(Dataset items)
********

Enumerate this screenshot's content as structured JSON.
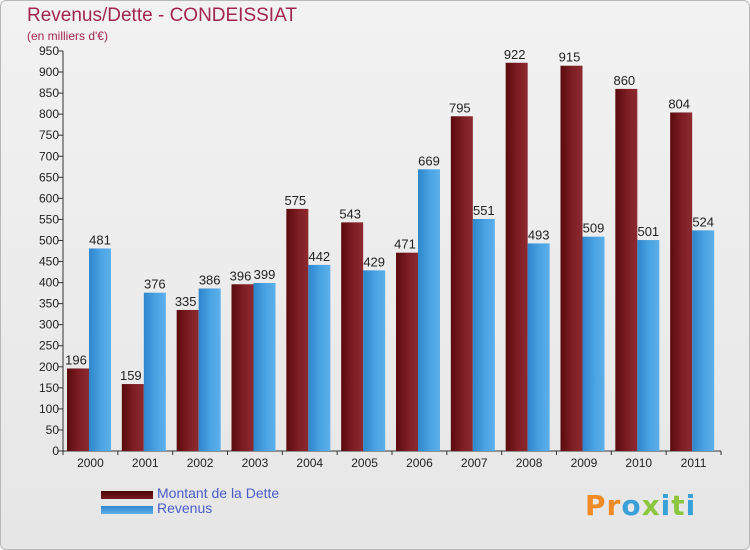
{
  "title": "Revenus/Dette - CONDEISSIAT",
  "subtitle": "(en milliers d'€)",
  "colors": {
    "title": "#a2254e",
    "dette": "#7a1c22",
    "revenus": "#4aa3e3",
    "legend_text": "#4a5cc9"
  },
  "legend": [
    {
      "label": "Montant de la Dette",
      "color": "#6b0f14"
    },
    {
      "label": "Revenus",
      "color": "#3f98dc"
    }
  ],
  "logo": {
    "text": "Proxiti",
    "letter_colors": [
      "#f08a24",
      "#f08a24",
      "#3aa0d8",
      "#8cc63f",
      "#3aa0d8",
      "#8cc63f",
      "#3aa0d8"
    ]
  },
  "chart_data": {
    "type": "bar",
    "categories": [
      "2000",
      "2001",
      "2002",
      "2003",
      "2004",
      "2005",
      "2006",
      "2007",
      "2008",
      "2009",
      "2010",
      "2011"
    ],
    "series": [
      {
        "name": "Montant de la Dette",
        "values": [
          196,
          159,
          335,
          396,
          575,
          543,
          471,
          795,
          922,
          915,
          860,
          804
        ]
      },
      {
        "name": "Revenus",
        "values": [
          481,
          376,
          386,
          399,
          442,
          429,
          669,
          551,
          493,
          509,
          501,
          524
        ]
      }
    ],
    "ylim": [
      0,
      950
    ],
    "yticks": [
      0,
      50,
      100,
      150,
      200,
      250,
      300,
      350,
      400,
      450,
      500,
      550,
      600,
      650,
      700,
      750,
      800,
      850,
      900,
      950
    ],
    "grid": false,
    "legend_position": "bottom-left"
  }
}
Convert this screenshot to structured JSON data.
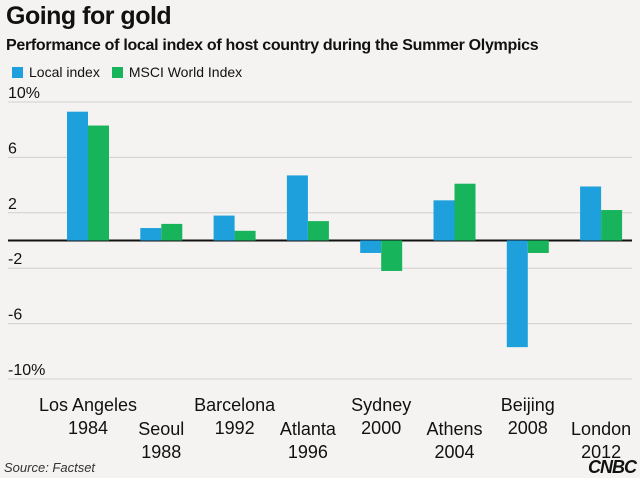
{
  "chart_data": {
    "type": "bar",
    "title": "Going for gold",
    "subtitle": "Performance of local index of host country during the Summer Olympics",
    "categories": [
      [
        "Los Angeles",
        "1984"
      ],
      [
        "Seoul",
        "1988"
      ],
      [
        "Barcelona",
        "1992"
      ],
      [
        "Atlanta",
        "1996"
      ],
      [
        "Sydney",
        "2000"
      ],
      [
        "Athens",
        "2004"
      ],
      [
        "Beijing",
        "2008"
      ],
      [
        "London",
        "2012"
      ]
    ],
    "series": [
      {
        "name": "Local index",
        "color": "#1ea0dc",
        "values": [
          9.3,
          0.9,
          1.8,
          4.7,
          -0.9,
          2.9,
          -7.7,
          3.9
        ]
      },
      {
        "name": "MSCI World Index",
        "color": "#18b45c",
        "values": [
          8.3,
          1.2,
          0.7,
          1.4,
          -2.2,
          4.1,
          -0.9,
          2.2
        ]
      }
    ],
    "yticks": [
      "10%",
      "6",
      "2",
      "-2",
      "-6",
      "-10%"
    ],
    "ytick_values": [
      10,
      6,
      2,
      -2,
      -6,
      -10
    ],
    "ylim": [
      -10,
      10
    ],
    "xlabel": "",
    "ylabel": "",
    "legend": "top-left",
    "grid": true
  },
  "source": "Source: Factset",
  "brand": "CNBC"
}
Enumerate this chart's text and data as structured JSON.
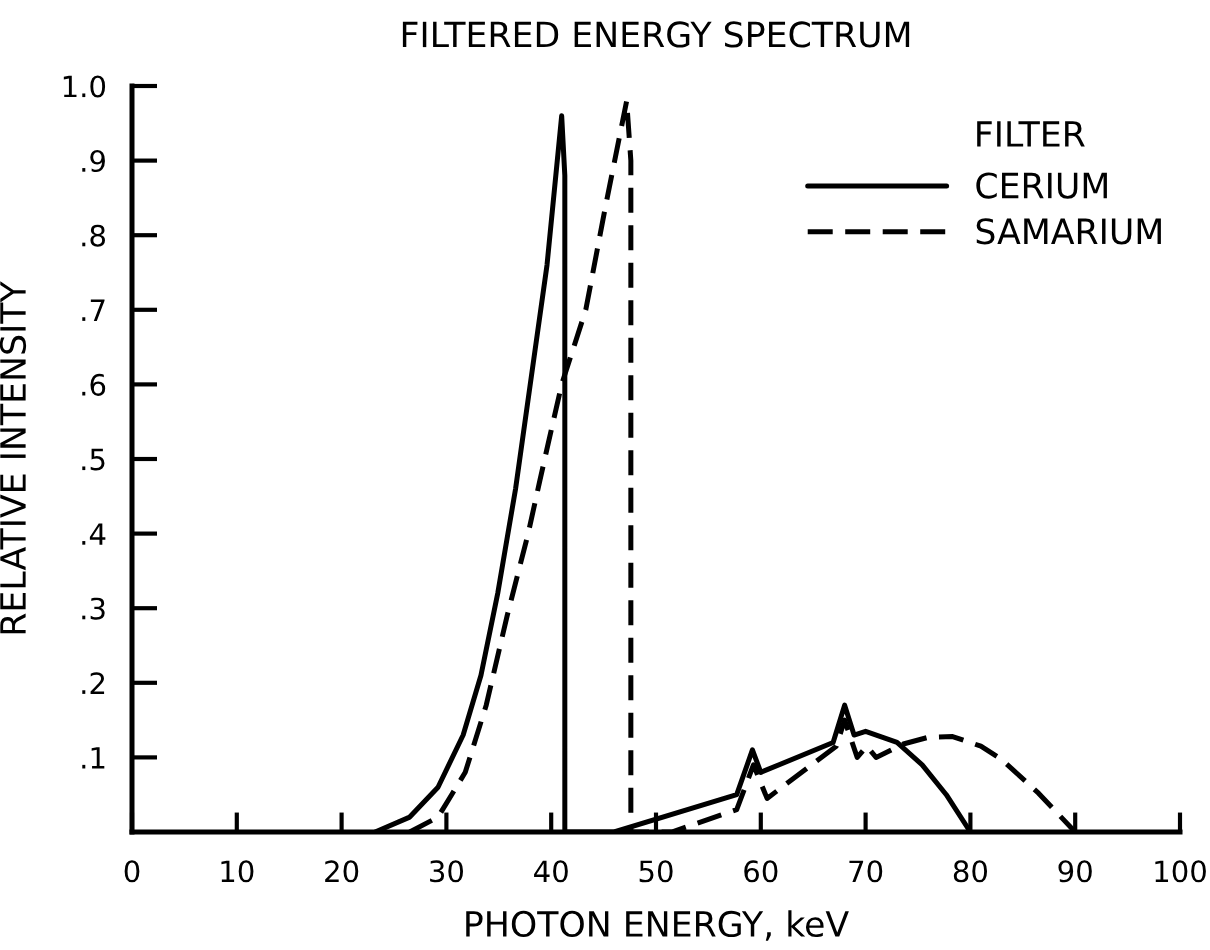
{
  "chart_data": {
    "type": "line",
    "title": "FILTERED ENERGY SPECTRUM",
    "xlabel": "PHOTON ENERGY, keV",
    "ylabel": "RELATIVE INTENSITY",
    "legend_title": "FILTER",
    "legend": "top right",
    "xlim": [
      0,
      100
    ],
    "xticks": [
      0,
      10,
      20,
      30,
      40,
      50,
      60,
      70,
      80,
      90,
      100
    ],
    "ylim": [
      0,
      1
    ],
    "yticks": [
      {
        "value": 0.1,
        "label": ".1"
      },
      {
        "value": 0.2,
        "label": ".2"
      },
      {
        "value": 0.3,
        "label": ".3"
      },
      {
        "value": 0.4,
        "label": ".4"
      },
      {
        "value": 0.5,
        "label": ".5"
      },
      {
        "value": 0.6,
        "label": ".6"
      },
      {
        "value": 0.7,
        "label": ".7"
      },
      {
        "value": 0.8,
        "label": ".8"
      },
      {
        "value": 0.9,
        "label": ".9"
      },
      {
        "value": 1,
        "label": "1.0"
      }
    ],
    "series": [
      {
        "name": "CERIUM",
        "color": "#000000",
        "line_style": "solid",
        "x": [
          23.2,
          26.5,
          29.2,
          31.6,
          33.3,
          34.9,
          36.6,
          38.3,
          39.6,
          40.3,
          41.0,
          41.3,
          41.3,
          46.0,
          57.7,
          59.2,
          60.0,
          66.9,
          68.0,
          68.9,
          70.0,
          73.0,
          75.4,
          77.7,
          80.0
        ],
        "values": [
          0,
          0.02,
          0.06,
          0.13,
          0.21,
          0.32,
          0.46,
          0.63,
          0.76,
          0.86,
          0.96,
          0.88,
          0,
          0,
          0.05,
          0.11,
          0.08,
          0.12,
          0.17,
          0.13,
          0.135,
          0.12,
          0.09,
          0.05,
          0
        ]
      },
      {
        "name": "SAMARIUM",
        "color": "#000000",
        "line_style": "dashed",
        "x": [
          26.5,
          29.2,
          30.5,
          31.8,
          33.8,
          35.8,
          37.8,
          38.9,
          39.7,
          41.0,
          43.3,
          45.2,
          47.2,
          47.6,
          47.6,
          51.5,
          57.7,
          59.3,
          60.6,
          67.2,
          68.0,
          69.2,
          70.1,
          71.0,
          73.6,
          76.0,
          78.3,
          81.0,
          83.0,
          86.5,
          90.0
        ],
        "values": [
          0,
          0.02,
          0.05,
          0.08,
          0.17,
          0.29,
          0.4,
          0.47,
          0.52,
          0.6,
          0.7,
          0.84,
          0.98,
          0.9,
          0,
          0,
          0.03,
          0.09,
          0.045,
          0.115,
          0.15,
          0.1,
          0.115,
          0.1,
          0.118,
          0.127,
          0.128,
          0.115,
          0.097,
          0.052,
          0
        ]
      }
    ]
  }
}
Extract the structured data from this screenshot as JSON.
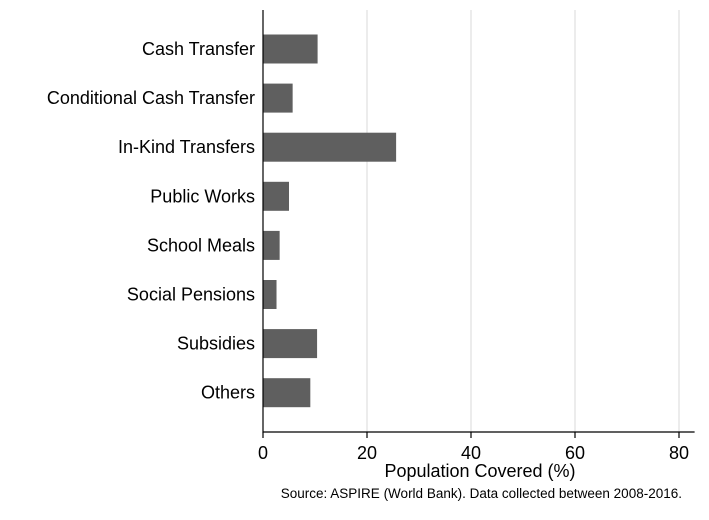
{
  "chart_data": {
    "type": "bar",
    "orientation": "horizontal",
    "categories": [
      "Cash Transfer",
      "Conditional Cash Transfer",
      "In-Kind Transfers",
      "Public Works",
      "School Meals",
      "Social Pensions",
      "Subsidies",
      "Others"
    ],
    "values": [
      10.5,
      5.7,
      25.6,
      5.0,
      3.2,
      2.6,
      10.4,
      9.1
    ],
    "xlabel": "Population Covered (%)",
    "ylabel": "",
    "xlim": [
      0,
      83
    ],
    "xticks": [
      0,
      20,
      40,
      60,
      80
    ],
    "grid": "vertical",
    "legend": "none",
    "bar_color": "#5f5f5f",
    "grid_color": "#e6e6e6",
    "axis_color": "#000000",
    "note": "Source: ASPIRE (World Bank). Data collected between 2008-2016."
  }
}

********

Are you able to set down all the lines above exactly, without any pictures?

Enumerate this screenshot's content as structured JSON.
{
  "title": "Revenus/Dette - CONDEISSIAT",
  "subtitle": "(en milliers d'€)",
  "colors": {
    "title": "#a2254e",
    "dette": "#7a1c22",
    "revenus": "#4aa3e3",
    "legend_text": "#4a5cc9"
  },
  "legend": [
    {
      "label": "Montant de la Dette",
      "color": "#6b0f14"
    },
    {
      "label": "Revenus",
      "color": "#3f98dc"
    }
  ],
  "logo": {
    "text": "Proxiti",
    "letter_colors": [
      "#f08a24",
      "#f08a24",
      "#3aa0d8",
      "#8cc63f",
      "#3aa0d8",
      "#8cc63f",
      "#3aa0d8"
    ]
  },
  "chart_data": {
    "type": "bar",
    "categories": [
      "2000",
      "2001",
      "2002",
      "2003",
      "2004",
      "2005",
      "2006",
      "2007",
      "2008",
      "2009",
      "2010",
      "2011"
    ],
    "series": [
      {
        "name": "Montant de la Dette",
        "values": [
          196,
          159,
          335,
          396,
          575,
          543,
          471,
          795,
          922,
          915,
          860,
          804
        ]
      },
      {
        "name": "Revenus",
        "values": [
          481,
          376,
          386,
          399,
          442,
          429,
          669,
          551,
          493,
          509,
          501,
          524
        ]
      }
    ],
    "ylim": [
      0,
      950
    ],
    "yticks": [
      0,
      50,
      100,
      150,
      200,
      250,
      300,
      350,
      400,
      450,
      500,
      550,
      600,
      650,
      700,
      750,
      800,
      850,
      900,
      950
    ],
    "grid": false,
    "legend_position": "bottom-left"
  }
}
Convert this screenshot to structured JSON data.
{
  "chart_data": {
    "type": "bar",
    "title": "Going for gold",
    "subtitle": "Performance of local index of host country during the Summer Olympics",
    "categories": [
      [
        "Los Angeles",
        "1984"
      ],
      [
        "Seoul",
        "1988"
      ],
      [
        "Barcelona",
        "1992"
      ],
      [
        "Atlanta",
        "1996"
      ],
      [
        "Sydney",
        "2000"
      ],
      [
        "Athens",
        "2004"
      ],
      [
        "Beijing",
        "2008"
      ],
      [
        "London",
        "2012"
      ]
    ],
    "series": [
      {
        "name": "Local index",
        "color": "#1ea0dc",
        "values": [
          9.3,
          0.9,
          1.8,
          4.7,
          -0.9,
          2.9,
          -7.7,
          3.9
        ]
      },
      {
        "name": "MSCI World Index",
        "color": "#18b45c",
        "values": [
          8.3,
          1.2,
          0.7,
          1.4,
          -2.2,
          4.1,
          -0.9,
          2.2
        ]
      }
    ],
    "yticks": [
      "10%",
      "6",
      "2",
      "-2",
      "-6",
      "-10%"
    ],
    "ytick_values": [
      10,
      6,
      2,
      -2,
      -6,
      -10
    ],
    "ylim": [
      -10,
      10
    ],
    "xlabel": "",
    "ylabel": "",
    "legend": "top-left",
    "grid": true
  },
  "source": "Source: Factset",
  "brand": "CNBC"
}
Enumerate this chart's text and data as structured JSON.
{
  "chart_data": {
    "type": "line",
    "title": "FILTERED ENERGY SPECTRUM",
    "xlabel": "PHOTON ENERGY, keV",
    "ylabel": "RELATIVE INTENSITY",
    "legend_title": "FILTER",
    "legend": "top right",
    "xlim": [
      0,
      100
    ],
    "xticks": [
      0,
      10,
      20,
      30,
      40,
      50,
      60,
      70,
      80,
      90,
      100
    ],
    "ylim": [
      0,
      1
    ],
    "yticks": [
      {
        "value": 0.1,
        "label": ".1"
      },
      {
        "value": 0.2,
        "label": ".2"
      },
      {
        "value": 0.3,
        "label": ".3"
      },
      {
        "value": 0.4,
        "label": ".4"
      },
      {
        "value": 0.5,
        "label": ".5"
      },
      {
        "value": 0.6,
        "label": ".6"
      },
      {
        "value": 0.7,
        "label": ".7"
      },
      {
        "value": 0.8,
        "label": ".8"
      },
      {
        "value": 0.9,
        "label": ".9"
      },
      {
        "value": 1,
        "label": "1.0"
      }
    ],
    "series": [
      {
        "name": "CERIUM",
        "color": "#000000",
        "line_style": "solid",
        "x": [
          23.2,
          26.5,
          29.2,
          31.6,
          33.3,
          34.9,
          36.6,
          38.3,
          39.6,
          40.3,
          41.0,
          41.3,
          41.3,
          46.0,
          57.7,
          59.2,
          60.0,
          66.9,
          68.0,
          68.9,
          70.0,
          73.0,
          75.4,
          77.7,
          80.0
        ],
        "values": [
          0,
          0.02,
          0.06,
          0.13,
          0.21,
          0.32,
          0.46,
          0.63,
          0.76,
          0.86,
          0.96,
          0.88,
          0,
          0,
          0.05,
          0.11,
          0.08,
          0.12,
          0.17,
          0.13,
          0.135,
          0.12,
          0.09,
          0.05,
          0
        ]
      },
      {
        "name": "SAMARIUM",
        "color": "#000000",
        "line_style": "dashed",
        "x": [
          26.5,
          29.2,
          30.5,
          31.8,
          33.8,
          35.8,
          37.8,
          38.9,
          39.7,
          41.0,
          43.3,
          45.2,
          47.2,
          47.6,
          47.6,
          51.5,
          57.7,
          59.3,
          60.6,
          67.2,
          68.0,
          69.2,
          70.1,
          71.0,
          73.6,
          76.0,
          78.3,
          81.0,
          83.0,
          86.5,
          90.0
        ],
        "values": [
          0,
          0.02,
          0.05,
          0.08,
          0.17,
          0.29,
          0.4,
          0.47,
          0.52,
          0.6,
          0.7,
          0.84,
          0.98,
          0.9,
          0,
          0,
          0.03,
          0.09,
          0.045,
          0.115,
          0.15,
          0.1,
          0.115,
          0.1,
          0.118,
          0.127,
          0.128,
          0.115,
          0.097,
          0.052,
          0
        ]
      }
    ]
  }
}
Extract the structured data from this screenshot as JSON.
{
  "chart_data": {
    "type": "bar",
    "orientation": "horizontal",
    "categories": [
      "Cash Transfer",
      "Conditional Cash Transfer",
      "In-Kind Transfers",
      "Public Works",
      "School Meals",
      "Social Pensions",
      "Subsidies",
      "Others"
    ],
    "values": [
      10.5,
      5.7,
      25.6,
      5.0,
      3.2,
      2.6,
      10.4,
      9.1
    ],
    "xlabel": "Population Covered (%)",
    "ylabel": "",
    "xlim": [
      0,
      83
    ],
    "xticks": [
      0,
      20,
      40,
      60,
      80
    ],
    "grid": "vertical",
    "legend": "none",
    "bar_color": "#5f5f5f",
    "grid_color": "#e6e6e6",
    "axis_color": "#000000",
    "note": "Source: ASPIRE (World Bank). Data collected between 2008-2016."
  }
}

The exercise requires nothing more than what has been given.